Reproduce all of the data word for word.

Start of GIVEN RECORDS

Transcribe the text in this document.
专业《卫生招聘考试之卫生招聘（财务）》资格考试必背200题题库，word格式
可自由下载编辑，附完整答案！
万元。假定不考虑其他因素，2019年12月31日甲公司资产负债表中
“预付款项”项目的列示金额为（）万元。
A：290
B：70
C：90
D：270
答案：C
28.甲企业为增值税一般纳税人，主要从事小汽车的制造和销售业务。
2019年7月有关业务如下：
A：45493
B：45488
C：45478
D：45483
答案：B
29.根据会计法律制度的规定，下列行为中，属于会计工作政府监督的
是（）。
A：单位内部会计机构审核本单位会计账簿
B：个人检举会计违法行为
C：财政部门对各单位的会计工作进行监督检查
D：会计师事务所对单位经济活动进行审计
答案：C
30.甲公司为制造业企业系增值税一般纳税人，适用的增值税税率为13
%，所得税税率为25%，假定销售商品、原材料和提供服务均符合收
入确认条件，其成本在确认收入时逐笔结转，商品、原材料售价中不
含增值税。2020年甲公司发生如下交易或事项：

End of GIVEN RECORDS

§ **WORKED ANSWER**
Transcribe the text in this document.
专业《卫生招聘考试之卫生招聘（财务）》资格考试必背200题题库，word格式
可自由下载编辑，附完整答案！
万元。假定不考虑其他因素，2019年12月31日甲公司资产负债表中
“预付款项”项目的列示金额为（）万元。
A：290
B：70
C：90
D：270
答案：C
28.甲企业为增值税一般纳税人，主要从事小汽车的制造和销售业务。
2019年7月有关业务如下：
A：45493
B：45488
C：45478
D：45483
答案：B
29.根据会计法律制度的规定，下列行为中，属于会计工作政府监督的
是（）。
A：单位内部会计机构审核本单位会计账簿
B：个人检举会计违法行为
C：财政部门对各单位的会计工作进行监督检查
D：会计师事务所对单位经济活动进行审计
答案：C
30.甲公司为制造业企业系增值税一般纳税人，适用的增值税税率为13
%，所得税税率为25%，假定销售商品、原材料和提供服务均符合收
入确认条件，其成本在确认收入时逐笔结转，商品、原材料售价中不
含增值税。2020年甲公司发生如下交易或事项：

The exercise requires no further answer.